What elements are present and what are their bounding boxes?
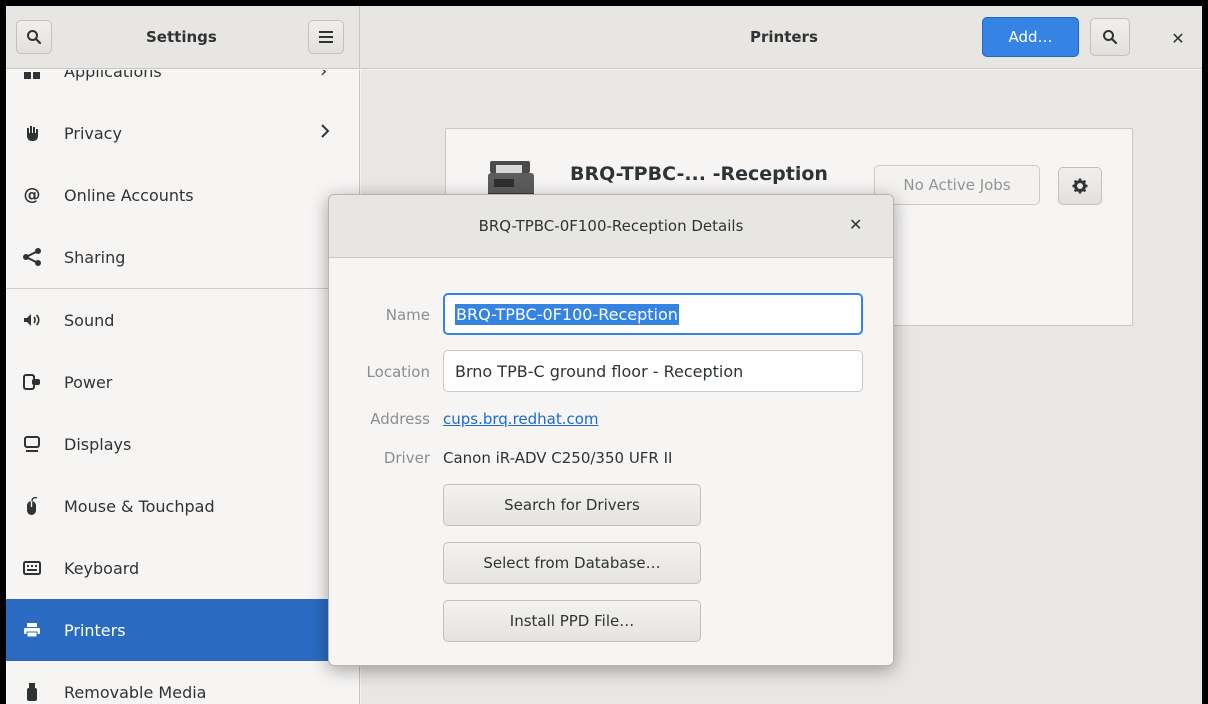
sidebar-item-sharing[interactable]: Sharing xyxy=(6,226,359,288)
no-active-jobs-button[interactable]: No Active Jobs xyxy=(874,165,1040,205)
hand-icon xyxy=(20,121,44,145)
printer-search-button[interactable] xyxy=(1090,18,1130,56)
keyboard-icon xyxy=(20,556,44,580)
chevron-right-icon xyxy=(320,123,330,144)
printer-name: BRQ-TPBC-... -Reception xyxy=(570,163,828,185)
menu-button[interactable] xyxy=(308,20,344,54)
sidebar-item-removable-media[interactable]: Removable Media xyxy=(6,661,359,704)
sidebar-item-label: Displays xyxy=(64,434,132,454)
sidebar-item-label: Sound xyxy=(64,310,115,330)
search-button[interactable] xyxy=(16,20,52,54)
header-bar: Settings Printers Add… ✕ xyxy=(6,6,1202,69)
add-printer-button[interactable]: Add… xyxy=(982,17,1079,57)
printer-driver-value: Canon iR-ADV C250/350 UFR II xyxy=(443,449,673,467)
sidebar-header: Settings xyxy=(6,6,360,69)
gear-icon xyxy=(1072,178,1088,194)
dialog-header: BRQ-TPBC-0F100-Reception Details ✕ xyxy=(329,195,893,258)
search-icon xyxy=(1103,30,1118,45)
close-icon: ✕ xyxy=(1171,28,1185,48)
dialog-title: BRQ-TPBC-0F100-Reception Details xyxy=(478,217,744,235)
applications-icon xyxy=(20,70,44,83)
printer-address-link[interactable]: cups.brq.redhat.com xyxy=(443,410,599,428)
sidebar-item-label: Power xyxy=(64,372,113,392)
sidebar-title: Settings xyxy=(146,28,217,46)
sidebar-item-applications[interactable]: Applications › xyxy=(6,70,359,102)
dialog-close-button[interactable]: ✕ xyxy=(849,215,862,234)
mouse-icon xyxy=(20,494,44,518)
sidebar-item-label: Applications xyxy=(64,70,162,81)
sidebar-item-online-accounts[interactable]: @ Online Accounts xyxy=(6,164,359,226)
sidebar-item-printers[interactable]: Printers xyxy=(6,599,359,661)
search-for-drivers-button[interactable]: Search for Drivers xyxy=(443,484,701,526)
sidebar-item-displays[interactable]: Displays xyxy=(6,413,359,475)
power-plug-icon xyxy=(20,370,44,394)
printer-location-field[interactable]: Brno TPB-C ground floor - Reception xyxy=(443,350,863,392)
at-icon: @ xyxy=(23,185,41,205)
install-ppd-file-button[interactable]: Install PPD File… xyxy=(443,600,701,642)
printer-location-value: Brno TPB-C ground floor - Reception xyxy=(455,361,744,381)
printer-name-value: BRQ-TPBC-0F100-Reception xyxy=(455,303,679,325)
printer-icon xyxy=(20,618,44,642)
location-label: Location xyxy=(366,363,430,381)
search-icon xyxy=(27,30,42,45)
settings-window: Settings Printers Add… ✕ Applications › … xyxy=(6,6,1202,704)
speaker-icon xyxy=(20,308,44,332)
hamburger-menu-icon xyxy=(319,31,333,43)
usb-drive-icon xyxy=(20,680,44,704)
sidebar-item-sound[interactable]: Sound xyxy=(6,289,359,351)
driver-label: Driver xyxy=(383,449,430,467)
sidebar-item-label: Printers xyxy=(64,620,126,640)
close-icon: ✕ xyxy=(849,215,863,234)
sidebar: Applications › Privacy @ Online Accounts… xyxy=(6,70,360,704)
select-from-database-button[interactable]: Select from Database… xyxy=(443,542,701,584)
display-icon xyxy=(20,432,44,456)
printer-details-dialog: BRQ-TPBC-0F100-Reception Details ✕ Name … xyxy=(328,194,894,666)
sidebar-item-keyboard[interactable]: Keyboard xyxy=(6,537,359,599)
share-icon xyxy=(20,245,44,269)
printer-settings-button[interactable] xyxy=(1058,167,1102,205)
sidebar-item-label: Privacy xyxy=(64,123,122,143)
sidebar-item-label: Keyboard xyxy=(64,558,140,578)
chevron-right-icon: › xyxy=(320,70,328,82)
sidebar-item-label: Mouse & Touchpad xyxy=(64,496,215,516)
sidebar-item-power[interactable]: Power xyxy=(6,351,359,413)
sidebar-item-label: Removable Media xyxy=(64,682,207,702)
name-label: Name xyxy=(385,306,430,324)
window-close-button[interactable]: ✕ xyxy=(1166,26,1190,50)
sidebar-item-mouse-touchpad[interactable]: Mouse & Touchpad xyxy=(6,475,359,537)
sidebar-item-label: Online Accounts xyxy=(64,185,194,205)
printer-name-field[interactable]: BRQ-TPBC-0F100-Reception xyxy=(443,293,863,335)
address-label: Address xyxy=(370,410,430,428)
sidebar-item-privacy[interactable]: Privacy xyxy=(6,102,359,164)
sidebar-item-label: Sharing xyxy=(64,247,126,267)
page-title: Printers xyxy=(750,28,818,46)
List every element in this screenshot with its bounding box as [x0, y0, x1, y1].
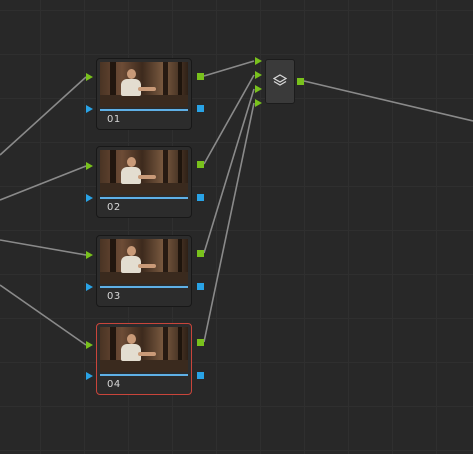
node-label: 04	[107, 379, 121, 390]
mixer-output-port[interactable]	[297, 78, 304, 85]
rgb-input-port-03[interactable]	[86, 251, 93, 259]
corrector-node-01[interactable]: 01	[96, 58, 192, 130]
mixer-input-port-4[interactable]	[255, 99, 262, 107]
mixer-input-port-1[interactable]	[255, 57, 262, 65]
connection-wires	[0, 60, 473, 346]
node-bar	[100, 197, 188, 199]
rgb-output-port-04[interactable]	[197, 339, 204, 346]
wire-03-to-mixer[interactable]	[203, 88, 255, 254]
alpha-input-port-04[interactable]	[86, 372, 93, 380]
corrector-node-02[interactable]: 02	[96, 146, 192, 218]
node-bar	[100, 109, 188, 111]
wire-input-02[interactable]	[0, 165, 87, 201]
alpha-input-port-02[interactable]	[86, 194, 93, 202]
node-bar	[100, 286, 188, 288]
alpha-output-port-02[interactable]	[197, 194, 204, 201]
wire-04-to-mixer[interactable]	[203, 102, 255, 343]
rgb-output-port-03[interactable]	[197, 250, 204, 257]
node-label: 03	[107, 291, 121, 302]
alpha-output-port-01[interactable]	[197, 105, 204, 112]
node-bar	[100, 374, 188, 376]
wire-01-to-mixer[interactable]	[203, 60, 255, 77]
corrector-node-03[interactable]: 03	[96, 235, 192, 307]
rgb-input-port-04[interactable]	[86, 341, 93, 349]
rgb-output-port-02[interactable]	[197, 161, 204, 168]
rgb-input-port-02[interactable]	[86, 162, 93, 170]
node-thumbnail	[100, 327, 188, 372]
alpha-input-port-01[interactable]	[86, 105, 93, 113]
wire-input-01[interactable]	[0, 76, 87, 156]
wire-02-to-mixer[interactable]	[203, 74, 255, 165]
alpha-output-port-03[interactable]	[197, 283, 204, 290]
layer-mixer-node[interactable]	[265, 59, 295, 104]
node-thumbnail	[100, 62, 188, 107]
alpha-input-port-03[interactable]	[86, 283, 93, 291]
node-thumbnail	[100, 239, 188, 284]
node-label: 01	[107, 114, 121, 125]
node-label: 02	[107, 202, 121, 213]
alpha-output-port-04[interactable]	[197, 372, 204, 379]
wire-input-04[interactable]	[0, 284, 87, 346]
mixer-input-port-3[interactable]	[255, 85, 262, 93]
corrector-node-04[interactable]: 04	[96, 323, 192, 395]
rgb-output-port-01[interactable]	[197, 73, 204, 80]
rgb-input-port-01[interactable]	[86, 73, 93, 81]
layers-icon	[273, 74, 287, 86]
wire-input-03[interactable]	[0, 239, 87, 256]
wire-mixer-output[interactable]	[303, 80, 473, 122]
node-thumbnail	[100, 150, 188, 195]
mixer-input-port-2[interactable]	[255, 71, 262, 79]
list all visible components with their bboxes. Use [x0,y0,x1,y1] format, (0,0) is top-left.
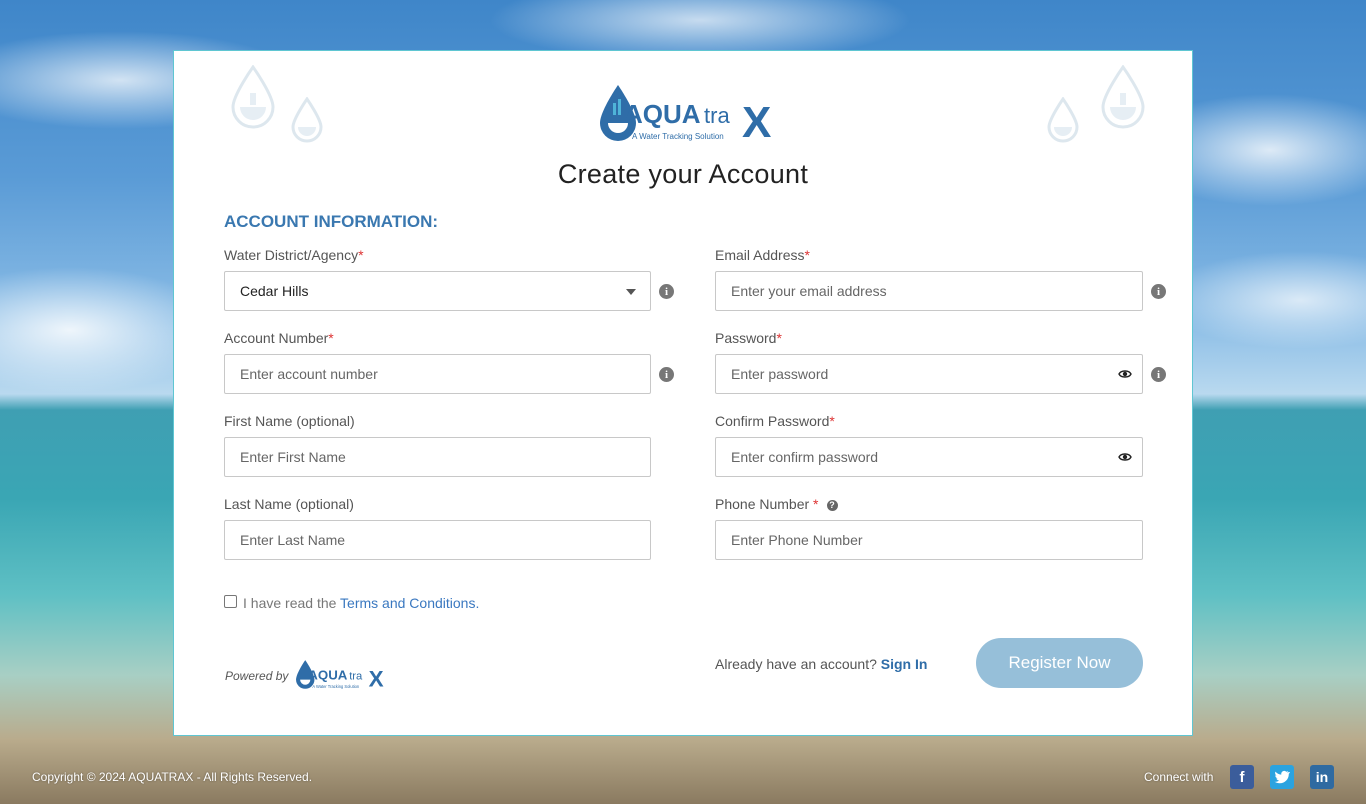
svg-text:A Water Tracking Solution: A Water Tracking Solution [312,684,359,689]
password-label: Password* [715,330,782,346]
water-drop-icon [231,65,275,129]
register-card: AQUA tra X A Water Tracking Solution Cre… [173,50,1193,736]
eye-icon[interactable] [1118,452,1132,462]
sign-in-link[interactable]: Sign In [881,656,928,672]
water-district-select[interactable]: Cedar Hills [224,271,651,311]
facebook-icon[interactable]: f [1230,765,1254,789]
svg-text:X: X [742,98,771,147]
terms-checkbox[interactable] [224,595,237,608]
water-district-label: Water District/Agency* [224,247,364,263]
sign-in-prompt: Already have an account? Sign In [715,656,928,672]
aquatrax-small-logo: AQUA tra X A Water Tracking Solution [296,660,384,692]
last-name-label: Last Name (optional) [224,496,354,512]
water-district-value: Cedar Hills [240,283,309,299]
phone-input[interactable]: Enter Phone Number [715,520,1143,560]
phone-label: Phone Number *? [715,496,838,512]
water-drop-icon [1047,97,1079,143]
account-number-label: Account Number* [224,330,334,346]
svg-text:tra: tra [349,671,363,683]
email-label: Email Address* [715,247,810,263]
info-icon[interactable]: i [659,367,674,382]
page-title: Create your Account [557,159,809,189]
eye-icon[interactable] [1118,369,1132,379]
info-icon[interactable]: i [1151,367,1166,382]
last-name-input[interactable]: Enter Last Name [224,520,651,560]
account-number-input[interactable]: Enter account number [224,354,651,394]
water-drop-icon [291,97,323,143]
register-button[interactable]: Register Now [976,638,1143,688]
terms-link[interactable]: Terms and Conditions. [340,595,479,611]
svg-text:AQUA: AQUA [624,99,701,129]
first-name-label: First Name (optional) [224,413,355,429]
terms-text: I have read the Terms and Conditions. [243,595,480,611]
aquatrax-logo: AQUA tra X A Water Tracking Solution [600,85,771,147]
password-input[interactable]: Enter password [715,354,1143,394]
svg-text:AQUA: AQUA [308,668,347,683]
copyright-text: Copyright © 2024 AQUATRAX - All Rights R… [32,770,313,784]
section-heading: ACCOUNT INFORMATION: [224,212,439,231]
email-input[interactable]: Enter your email address [715,271,1143,311]
water-drop-icon [1101,65,1145,129]
info-icon[interactable]: i [659,284,674,299]
chevron-down-icon [626,289,636,295]
confirm-password-label: Confirm Password* [715,413,835,429]
info-icon[interactable]: i [1151,284,1166,299]
svg-text:A Water Tracking Solution: A Water Tracking Solution [632,132,724,141]
linkedin-icon[interactable]: in [1310,765,1334,789]
twitter-icon[interactable] [1270,765,1294,789]
first-name-input[interactable]: Enter First Name [224,437,651,477]
svg-text:X: X [369,667,384,692]
connect-label: Connect with [1144,770,1214,784]
confirm-password-input[interactable]: Enter confirm password [715,437,1143,477]
powered-by-label: Powered by [225,669,289,683]
svg-text:tra: tra [704,103,730,128]
question-icon[interactable]: ? [826,499,838,511]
----------------------------------------
EXERCISE REQUIREMENTS: Copy out each row above that contains the string "title". Case counts.

RESULT OF THE EXERCISE:
dialog-title: BRQ-TPBC-0F100-Reception Details xyxy=(478,217,744,235)
sidebar-title: Settings xyxy=(146,28,217,46)
page-title: Printers xyxy=(750,28,818,46)
page-title: Create your Account [557,159,809,189]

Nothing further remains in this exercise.